§ SHORT EXERCISE:
Pick out each line containing the string "used".

Dataset items:

• • • • • • •

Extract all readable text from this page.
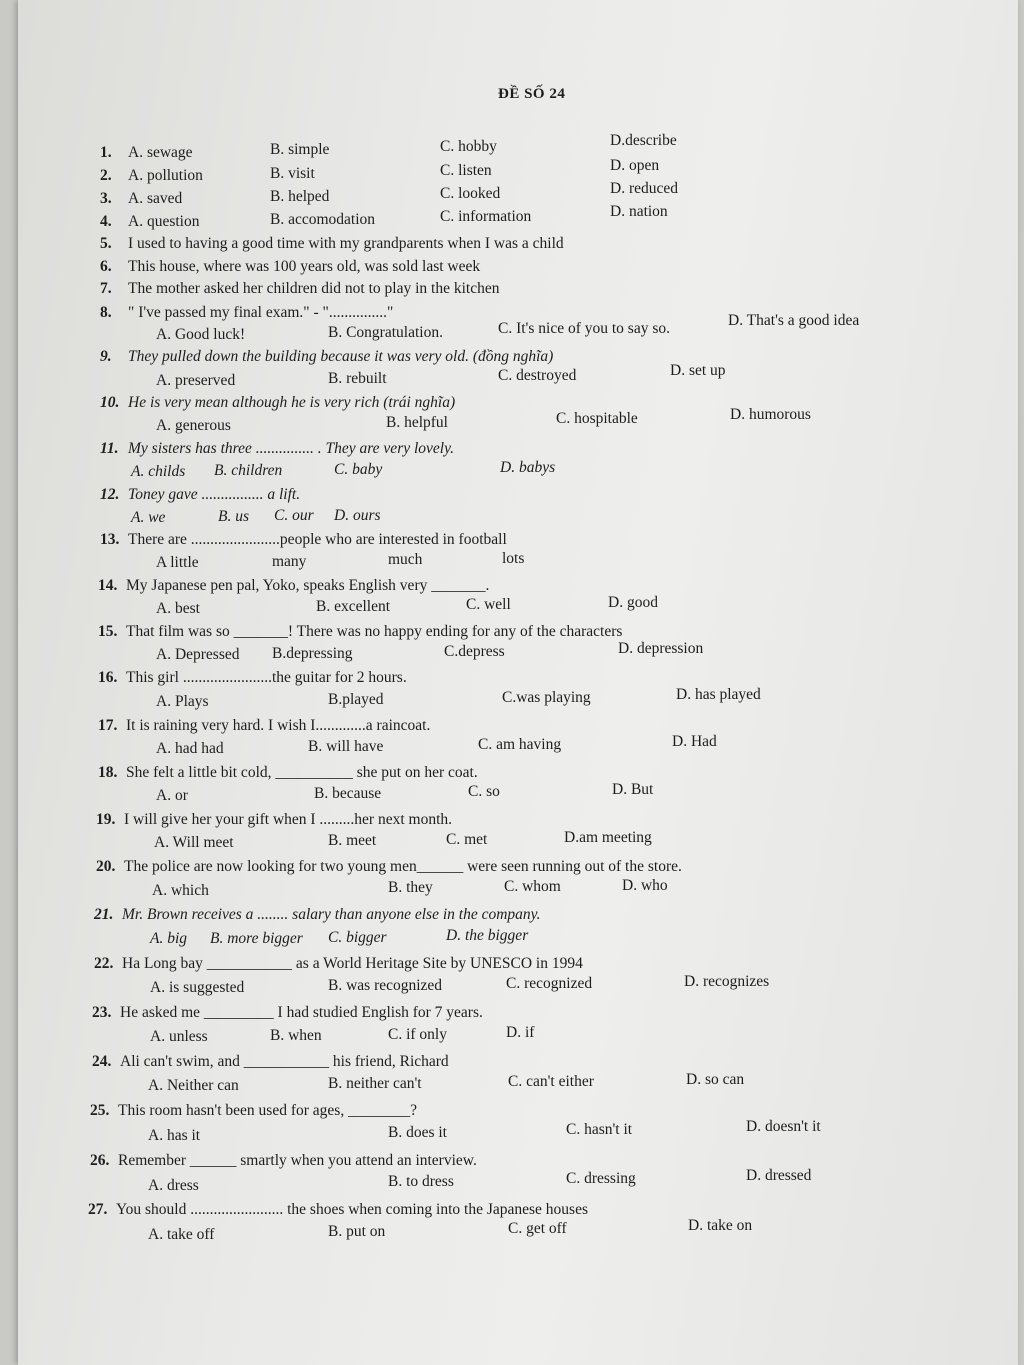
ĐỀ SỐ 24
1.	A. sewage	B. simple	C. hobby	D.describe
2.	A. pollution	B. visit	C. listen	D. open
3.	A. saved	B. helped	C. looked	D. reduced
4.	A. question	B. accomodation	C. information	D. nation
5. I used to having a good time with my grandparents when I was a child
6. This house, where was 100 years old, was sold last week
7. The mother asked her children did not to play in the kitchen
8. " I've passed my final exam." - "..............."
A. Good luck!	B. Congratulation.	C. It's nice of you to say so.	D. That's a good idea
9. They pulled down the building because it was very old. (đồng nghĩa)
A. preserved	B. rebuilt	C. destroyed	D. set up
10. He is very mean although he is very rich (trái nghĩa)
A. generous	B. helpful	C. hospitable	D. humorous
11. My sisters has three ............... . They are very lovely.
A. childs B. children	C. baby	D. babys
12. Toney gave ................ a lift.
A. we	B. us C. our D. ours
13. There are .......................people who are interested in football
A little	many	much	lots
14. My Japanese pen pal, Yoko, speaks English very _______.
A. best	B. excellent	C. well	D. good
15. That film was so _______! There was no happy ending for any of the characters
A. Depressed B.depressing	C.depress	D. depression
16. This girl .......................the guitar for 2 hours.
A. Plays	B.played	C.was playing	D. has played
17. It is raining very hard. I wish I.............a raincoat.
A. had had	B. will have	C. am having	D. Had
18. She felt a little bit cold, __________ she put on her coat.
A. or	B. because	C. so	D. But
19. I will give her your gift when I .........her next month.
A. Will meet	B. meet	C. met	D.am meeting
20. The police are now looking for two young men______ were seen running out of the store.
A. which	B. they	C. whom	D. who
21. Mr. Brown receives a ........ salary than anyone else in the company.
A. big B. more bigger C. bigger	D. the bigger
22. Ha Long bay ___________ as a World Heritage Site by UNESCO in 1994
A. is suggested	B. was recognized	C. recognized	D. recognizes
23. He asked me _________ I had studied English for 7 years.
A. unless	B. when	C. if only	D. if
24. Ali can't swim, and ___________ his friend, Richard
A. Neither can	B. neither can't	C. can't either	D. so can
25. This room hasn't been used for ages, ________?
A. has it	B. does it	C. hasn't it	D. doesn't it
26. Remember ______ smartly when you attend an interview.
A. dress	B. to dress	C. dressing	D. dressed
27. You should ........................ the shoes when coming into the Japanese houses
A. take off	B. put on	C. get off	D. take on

• • • • • • •

§ COMPLETED EXERCISE:
5. I used to having a good time with my grandparents when I was a child
25. This room hasn't been used for ages, ________?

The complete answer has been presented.